## Zu erledigende Aufgaben
a) Fassen Sie im Text über Graffiti und Strafrecht den Absatz, der mit „1. In Deutschland soll“ beginnt, als knappe Stichpunktliste zusammen, ohne dabei seine wesentlichen Angaben auszulassen.
b) Führen Sie den Text über Graffiti und Strafrecht im Anschluss an die zuletzt gezeigte Frage fort.

## Textauszug
▼

Graffiti und Strafrecht

norbert siegl 22.04.2005 09:59 Themen: Freiräume Kultur Repression Soziale Kämpfe
Stellungnahme des Instituts für Graffiti-Forschung zur geplanten Verschärfung des Strafrechts in Deutschland.
Mag. Norbert Siegl
Institut für Graffiti-Forschung
 http://graffitieuropa.org
 graffiti@web.de
0043 676 6462606


05.04.22 - Stellungnahme zu einer Anfrage der Deutschen Presseagentur, dpa:


1. In Deutschland soll die Gesetzeslage gegen Graffiti-Sprayer verschärft werden, in Berlin wird seit neuestem mit BGS-Hubschraubern Jagd auf nächtliche Sprayer gemacht, wird das die Täter vom Sprayen abhalten?

▲

## Bereitgestellte Daten
▼

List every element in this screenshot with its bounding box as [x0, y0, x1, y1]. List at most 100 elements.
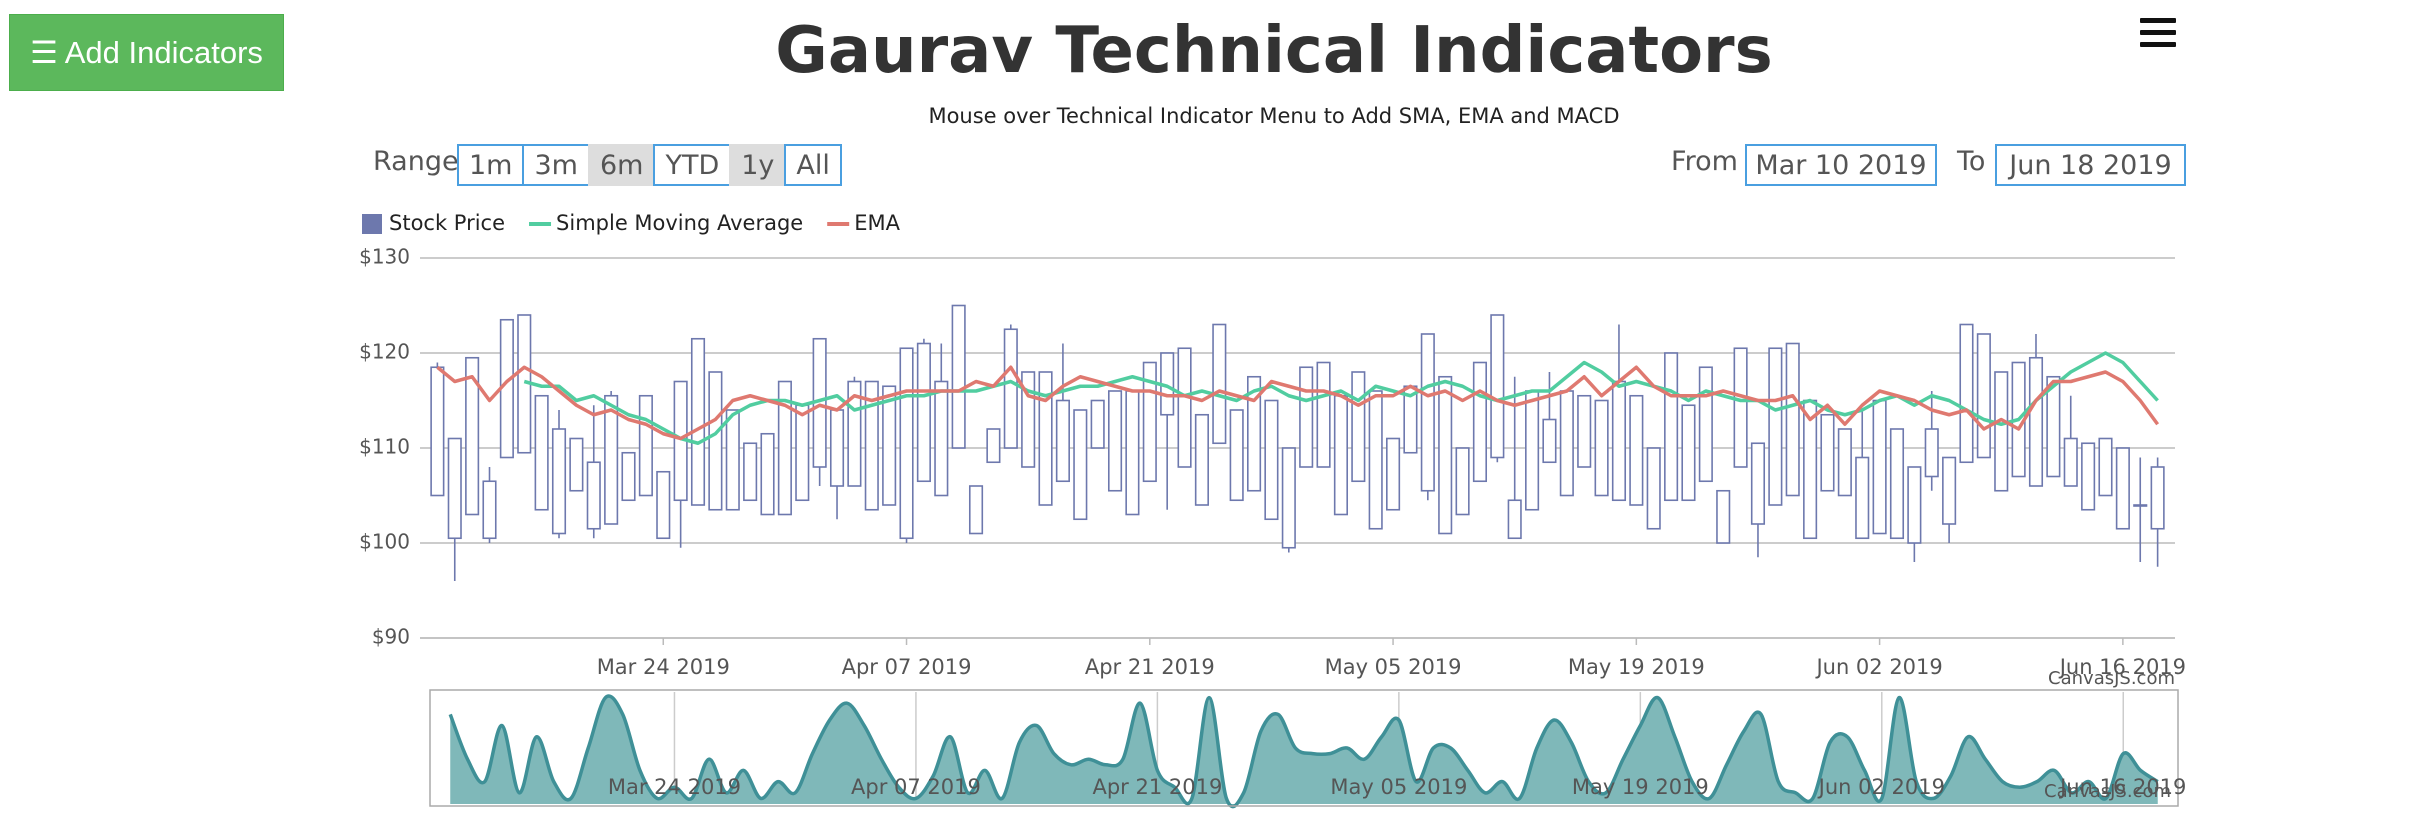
- x-tick-label: Jun 02 2019: [1814, 655, 1942, 679]
- x-tick-label: Apr 07 2019: [842, 655, 972, 679]
- navigator-tick-label: Apr 21 2019: [1092, 775, 1222, 799]
- y-tick-label: $130: [359, 245, 410, 269]
- candle-body: [1525, 390, 1540, 511]
- candle-body: [708, 371, 723, 511]
- candle-body: [1785, 342, 1800, 497]
- candle-body: [1559, 390, 1574, 497]
- candle-body: [986, 428, 1001, 464]
- x-tick-label: May 05 2019: [1325, 655, 1462, 679]
- candle-body: [1994, 371, 2009, 492]
- candle-body: [1264, 399, 1279, 521]
- candle-body: [1837, 428, 1852, 497]
- candle-body: [1664, 352, 1679, 502]
- candle-body: [1038, 371, 1053, 506]
- legend-label: Simple Moving Average: [556, 211, 803, 235]
- candle-body: [725, 409, 740, 511]
- candle-body: [1368, 390, 1383, 530]
- candle-body: [1490, 314, 1505, 459]
- legend-marker: [362, 214, 382, 234]
- range-button[interactable]: All: [784, 144, 842, 186]
- candle-body: [968, 485, 984, 535]
- y-tick-label: $100: [359, 530, 410, 554]
- candle-body: [1907, 466, 1922, 544]
- candle-body: [1872, 399, 1887, 535]
- candle-body: [777, 380, 792, 516]
- chart-title: Gaurav Technical Indicators: [775, 14, 1773, 88]
- candle-body: [2081, 442, 2096, 511]
- candle-body: [1681, 404, 1696, 502]
- candle-body: [1003, 328, 1018, 449]
- navigator-tick-label: May 05 2019: [1330, 775, 1467, 799]
- candle-body: [1542, 418, 1557, 464]
- range-button[interactable]: 1y: [729, 144, 787, 186]
- candle-body: [1125, 390, 1140, 516]
- candle-body: [604, 394, 619, 525]
- y-tick-label: $90: [372, 625, 410, 649]
- x-tick-label: Jun 16 2019: [2058, 655, 2186, 679]
- candle-body: [534, 394, 549, 511]
- candle-body: [1820, 413, 1835, 492]
- candle-body: [1247, 375, 1262, 492]
- candle-body: [2046, 375, 2061, 478]
- candle-body: [1333, 394, 1348, 516]
- candle-body: [569, 437, 584, 492]
- candle-body: [864, 380, 879, 511]
- candle-body: [2028, 356, 2044, 487]
- candle-body: [1299, 366, 1314, 468]
- navigator-tick-label: Mar 24 2019: [608, 775, 741, 799]
- candle-body: [1646, 447, 1661, 530]
- candle-body: [621, 451, 636, 502]
- from-input[interactable]: Mar 10 2019: [1745, 144, 1937, 186]
- candle-body: [1472, 361, 1488, 483]
- candle-body: [1594, 399, 1609, 497]
- series-line: [523, 351, 2159, 445]
- candle-body: [882, 385, 897, 506]
- navigator-tick-label: Apr 07 2019: [851, 775, 981, 799]
- range-button[interactable]: 6m: [587, 144, 656, 186]
- candle-body: [430, 366, 445, 497]
- candle-body: [795, 404, 810, 502]
- candle-body: [829, 409, 845, 487]
- candle-body: [1976, 333, 1991, 459]
- to-input[interactable]: Jun 18 2019: [1995, 144, 2186, 186]
- range-button[interactable]: YTD: [653, 144, 732, 186]
- range-button[interactable]: 1m: [457, 144, 525, 186]
- candle-body: [447, 437, 462, 540]
- candle-body: [1507, 499, 1522, 540]
- navigator-frame: [429, 689, 2179, 807]
- candle-body: [916, 342, 931, 483]
- candle-body: [2150, 466, 2165, 530]
- candle-body: [1107, 390, 1123, 492]
- x-tick-label: Mar 24 2019: [597, 655, 730, 679]
- candle-body: [760, 432, 775, 516]
- y-tick-label: $120: [359, 340, 410, 364]
- candle-body: [1733, 347, 1748, 468]
- range-button[interactable]: 3m: [522, 144, 590, 186]
- candle-body: [1177, 347, 1192, 468]
- add-indicators-button[interactable]: ☰ Add Indicators: [9, 14, 284, 91]
- y-tick-label: $110: [359, 435, 410, 459]
- candle-body: [1942, 456, 1957, 525]
- candle-body: [1090, 399, 1105, 449]
- candle-body: [1959, 323, 1974, 464]
- candle-body: [1194, 413, 1209, 506]
- candle-body: [1611, 380, 1627, 502]
- candle-body: [1316, 361, 1331, 468]
- candle-body: [1351, 371, 1366, 483]
- candle-body: [2063, 437, 2078, 487]
- candle-body: [2133, 504, 2148, 507]
- candle-body: [2098, 437, 2113, 497]
- candle-body: [551, 428, 567, 535]
- candle-body: [1924, 428, 1939, 478]
- menu-icon[interactable]: [2140, 18, 2176, 54]
- candle-body: [1420, 333, 1435, 492]
- candle-body: [656, 470, 671, 540]
- candle-body: [465, 356, 480, 516]
- candle-body: [1577, 394, 1592, 468]
- candle-body: [1629, 394, 1644, 506]
- candle-body: [1855, 456, 1870, 540]
- candle-body: [638, 394, 653, 497]
- navigator-tick-label: May 19 2019: [1572, 775, 1709, 799]
- x-tick-label: May 19 2019: [1568, 655, 1705, 679]
- candle-body: [899, 347, 914, 540]
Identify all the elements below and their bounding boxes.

▲

## Lösungen der Aufgaben
a)
- Deutschland: Verschärfung der Gesetzeslage gegen Graffiti-Sprayer geplant
- Berlin: seit Neuestem Jagd auf nächtliche Sprayer mit BGS-Hubschraubern
- Frage: Hält das die Täter vom Sprayen ab?

b)
Die Erweiterung des Sachbeschädigungs-§ um den Tatbestand der Verunstaltung ist seit Jahren im Gespräch. Wurde aber bisher von der Mehrheit im Bundestag abgelehnt. Einer der Gründe ist sicher, dass damit ein Gesetz geschaffen würde, das nicht praktikabel durchgesetzt werden kann, das viele Unschärfen aufweist und nur zu neuerlicher Rechtsunsicherheit führen würde. Das einzige was damit erreichbar ist, ist die Kriminalisierung zehntausender jugendlicher Sprayer und Street-Art-Aktivisten, eine gewaltige Aufblähung des Justiz- und Polizeiapparates und die Überfüllung der deutschen Gefängnisse. Zahlen müssen das die Bürger und Wähler - und ob es denen gefällt, Kanonen für Spatzen anzuschaffen???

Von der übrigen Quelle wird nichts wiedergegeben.